** WHAT IS ASKED **
The data below needs to be returned exactly, line for line.

** ENTRIES SUPPLIED **
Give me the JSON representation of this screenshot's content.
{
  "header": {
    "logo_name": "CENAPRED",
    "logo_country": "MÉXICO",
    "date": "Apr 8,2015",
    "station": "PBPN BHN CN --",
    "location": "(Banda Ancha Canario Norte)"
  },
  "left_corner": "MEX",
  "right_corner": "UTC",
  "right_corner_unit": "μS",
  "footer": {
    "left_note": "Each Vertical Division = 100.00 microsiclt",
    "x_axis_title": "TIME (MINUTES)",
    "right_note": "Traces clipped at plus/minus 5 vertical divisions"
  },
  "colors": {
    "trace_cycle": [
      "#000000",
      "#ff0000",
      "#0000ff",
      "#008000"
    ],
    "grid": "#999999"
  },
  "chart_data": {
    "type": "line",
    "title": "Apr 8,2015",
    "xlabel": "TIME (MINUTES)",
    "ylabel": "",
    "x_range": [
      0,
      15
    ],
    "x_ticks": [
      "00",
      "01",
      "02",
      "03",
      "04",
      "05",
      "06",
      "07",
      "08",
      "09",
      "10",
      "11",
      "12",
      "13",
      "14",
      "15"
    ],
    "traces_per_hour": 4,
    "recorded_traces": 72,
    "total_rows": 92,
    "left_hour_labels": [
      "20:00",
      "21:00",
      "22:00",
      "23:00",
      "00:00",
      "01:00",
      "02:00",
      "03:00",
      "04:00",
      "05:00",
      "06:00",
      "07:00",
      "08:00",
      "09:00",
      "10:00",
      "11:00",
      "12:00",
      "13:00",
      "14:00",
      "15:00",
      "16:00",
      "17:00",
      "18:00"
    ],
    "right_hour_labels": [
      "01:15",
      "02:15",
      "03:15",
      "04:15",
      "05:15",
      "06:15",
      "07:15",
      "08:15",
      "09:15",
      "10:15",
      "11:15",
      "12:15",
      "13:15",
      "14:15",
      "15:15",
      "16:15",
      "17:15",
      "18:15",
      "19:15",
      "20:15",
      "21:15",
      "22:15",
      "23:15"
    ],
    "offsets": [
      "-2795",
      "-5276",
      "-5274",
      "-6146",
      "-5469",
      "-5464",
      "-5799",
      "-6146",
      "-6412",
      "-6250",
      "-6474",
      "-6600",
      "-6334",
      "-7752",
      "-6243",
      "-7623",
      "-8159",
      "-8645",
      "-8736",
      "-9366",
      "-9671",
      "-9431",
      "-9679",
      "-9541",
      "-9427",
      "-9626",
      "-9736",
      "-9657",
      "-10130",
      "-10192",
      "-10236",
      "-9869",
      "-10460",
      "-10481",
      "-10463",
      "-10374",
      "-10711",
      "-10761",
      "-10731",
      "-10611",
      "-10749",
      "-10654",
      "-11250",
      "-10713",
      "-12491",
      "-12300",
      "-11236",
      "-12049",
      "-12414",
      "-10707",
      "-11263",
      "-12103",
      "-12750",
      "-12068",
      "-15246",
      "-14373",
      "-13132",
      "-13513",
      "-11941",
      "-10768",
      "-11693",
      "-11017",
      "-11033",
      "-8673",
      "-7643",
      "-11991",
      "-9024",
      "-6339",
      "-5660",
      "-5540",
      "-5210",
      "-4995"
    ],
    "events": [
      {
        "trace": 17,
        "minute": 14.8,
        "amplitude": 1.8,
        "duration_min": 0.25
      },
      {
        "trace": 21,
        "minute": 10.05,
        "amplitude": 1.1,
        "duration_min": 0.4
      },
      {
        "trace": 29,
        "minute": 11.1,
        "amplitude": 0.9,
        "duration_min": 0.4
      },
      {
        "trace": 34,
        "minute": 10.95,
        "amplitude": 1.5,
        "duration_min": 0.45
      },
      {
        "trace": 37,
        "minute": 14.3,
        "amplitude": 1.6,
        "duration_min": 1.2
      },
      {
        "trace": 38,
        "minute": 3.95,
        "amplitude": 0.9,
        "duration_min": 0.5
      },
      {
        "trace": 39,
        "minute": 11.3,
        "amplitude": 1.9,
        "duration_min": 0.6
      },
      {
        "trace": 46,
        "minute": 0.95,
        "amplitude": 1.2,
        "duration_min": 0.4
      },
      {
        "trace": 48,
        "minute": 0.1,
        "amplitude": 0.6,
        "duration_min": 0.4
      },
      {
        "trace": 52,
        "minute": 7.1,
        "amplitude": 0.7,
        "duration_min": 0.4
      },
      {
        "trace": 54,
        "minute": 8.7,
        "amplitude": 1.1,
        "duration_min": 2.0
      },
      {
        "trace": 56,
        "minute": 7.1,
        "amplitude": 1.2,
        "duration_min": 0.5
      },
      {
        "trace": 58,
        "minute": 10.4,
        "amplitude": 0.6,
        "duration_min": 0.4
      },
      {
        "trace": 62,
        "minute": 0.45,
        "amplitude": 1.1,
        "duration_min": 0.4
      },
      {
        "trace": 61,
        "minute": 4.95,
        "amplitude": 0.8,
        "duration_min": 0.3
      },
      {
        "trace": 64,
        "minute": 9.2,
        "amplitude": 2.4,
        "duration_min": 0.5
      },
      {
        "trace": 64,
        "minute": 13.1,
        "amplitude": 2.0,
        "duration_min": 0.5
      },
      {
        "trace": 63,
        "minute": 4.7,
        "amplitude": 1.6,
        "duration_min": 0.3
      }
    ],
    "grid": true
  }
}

** FINAL ANSWER **
Give me the JSON representation of this screenshot's content.
{
  "header": {
    "logo_name": "CENAPRED",
    "logo_country": "MÉXICO",
    "date": "Apr 8,2015",
    "station": "PBPN BHN CN --",
    "location": "(Banda Ancha Canario Norte)"
  },
  "left_corner": "MEX",
  "right_corner": "UTC",
  "right_corner_unit": "μS",
  "footer": {
    "left_note": "Each Vertical Division = 100.00 microsiclt",
    "x_axis_title": "TIME (MINUTES)",
    "right_note": "Traces clipped at plus/minus 5 vertical divisions"
  },
  "colors": {
    "trace_cycle": [
      "#000000",
      "#ff0000",
      "#0000ff",
      "#008000"
    ],
    "grid": "#999999"
  },
  "chart_data": {
    "type": "line",
    "title": "Apr 8,2015",
    "xlabel": "TIME (MINUTES)",
    "ylabel": "",
    "x_range": [
      0,
      15
    ],
    "x_ticks": [
      "00",
      "01",
      "02",
      "03",
      "04",
      "05",
      "06",
      "07",
      "08",
      "09",
      "10",
      "11",
      "12",
      "13",
      "14",
      "15"
    ],
    "traces_per_hour": 4,
    "recorded_traces": 72,
    "total_rows": 92,
    "left_hour_labels": [
      "20:00",
      "21:00",
      "22:00",
      "23:00",
      "00:00",
      "01:00",
      "02:00",
      "03:00",
      "04:00",
      "05:00",
      "06:00",
      "07:00",
      "08:00",
      "09:00",
      "10:00",
      "11:00",
      "12:00",
      "13:00",
      "14:00",
      "15:00",
      "16:00",
      "17:00",
      "18:00"
    ],
    "right_hour_labels": [
      "01:15",
      "02:15",
      "03:15",
      "04:15",
      "05:15",
      "06:15",
      "07:15",
      "08:15",
      "09:15",
      "10:15",
      "11:15",
      "12:15",
      "13:15",
      "14:15",
      "15:15",
      "16:15",
      "17:15",
      "18:15",
      "19:15",
      "20:15",
      "21:15",
      "22:15",
      "23:15"
    ],
    "offsets": [
      "-2795",
      "-5276",
      "-5274",
      "-6146",
      "-5469",
      "-5464",
      "-5799",
      "-6146",
      "-6412",
      "-6250",
      "-6474",
      "-6600",
      "-6334",
      "-7752",
      "-6243",
      "-7623",
      "-8159",
      "-8645",
      "-8736",
      "-9366",
      "-9671",
      "-9431",
      "-9679",
      "-9541",
      "-9427",
      "-9626",
      "-9736",
      "-9657",
      "-10130",
      "-10192",
      "-10236",
      "-9869",
      "-10460",
      "-10481",
      "-10463",
      "-10374",
      "-10711",
      "-10761",
      "-10731",
      "-10611",
      "-10749",
      "-10654",
      "-11250",
      "-10713",
      "-12491",
      "-12300",
      "-11236",
      "-12049",
      "-12414",
      "-10707",
      "-11263",
      "-12103",
      "-12750",
      "-12068",
      "-15246",
      "-14373",
      "-13132",
      "-13513",
      "-11941",
      "-10768",
      "-11693",
      "-11017",
      "-11033",
      "-8673",
      "-7643",
      "-11991",
      "-9024",
      "-6339",
      "-5660",
      "-5540",
      "-5210",
      "-4995"
    ],
    "events": [
      {
        "trace": 17,
        "minute": 14.8,
        "amplitude": 1.8,
        "duration_min": 0.25
      },
      {
        "trace": 21,
        "minute": 10.05,
        "amplitude": 1.1,
        "duration_min": 0.4
      },
      {
        "trace": 29,
        "minute": 11.1,
        "amplitude": 0.9,
        "duration_min": 0.4
      },
      {
        "trace": 34,
        "minute": 10.95,
        "amplitude": 1.5,
        "duration_min": 0.45
      },
      {
        "trace": 37,
        "minute": 14.3,
        "amplitude": 1.6,
        "duration_min": 1.2
      },
      {
        "trace": 38,
        "minute": 3.95,
        "amplitude": 0.9,
        "duration_min": 0.5
      },
      {
        "trace": 39,
        "minute": 11.3,
        "amplitude": 1.9,
        "duration_min": 0.6
      },
      {
        "trace": 46,
        "minute": 0.95,
        "amplitude": 1.2,
        "duration_min": 0.4
      },
      {
        "trace": 48,
        "minute": 0.1,
        "amplitude": 0.6,
        "duration_min": 0.4
      },
      {
        "trace": 52,
        "minute": 7.1,
        "amplitude": 0.7,
        "duration_min": 0.4
      },
      {
        "trace": 54,
        "minute": 8.7,
        "amplitude": 1.1,
        "duration_min": 2.0
      },
      {
        "trace": 56,
        "minute": 7.1,
        "amplitude": 1.2,
        "duration_min": 0.5
      },
      {
        "trace": 58,
        "minute": 10.4,
        "amplitude": 0.6,
        "duration_min": 0.4
      },
      {
        "trace": 62,
        "minute": 0.45,
        "amplitude": 1.1,
        "duration_min": 0.4
      },
      {
        "trace": 61,
        "minute": 4.95,
        "amplitude": 0.8,
        "duration_min": 0.3
      },
      {
        "trace": 64,
        "minute": 9.2,
        "amplitude": 2.4,
        "duration_min": 0.5
      },
      {
        "trace": 64,
        "minute": 13.1,
        "amplitude": 2.0,
        "duration_min": 0.5
      },
      {
        "trace": 63,
        "minute": 4.7,
        "amplitude": 1.6,
        "duration_min": 0.3
      }
    ],
    "grid": true
  }
}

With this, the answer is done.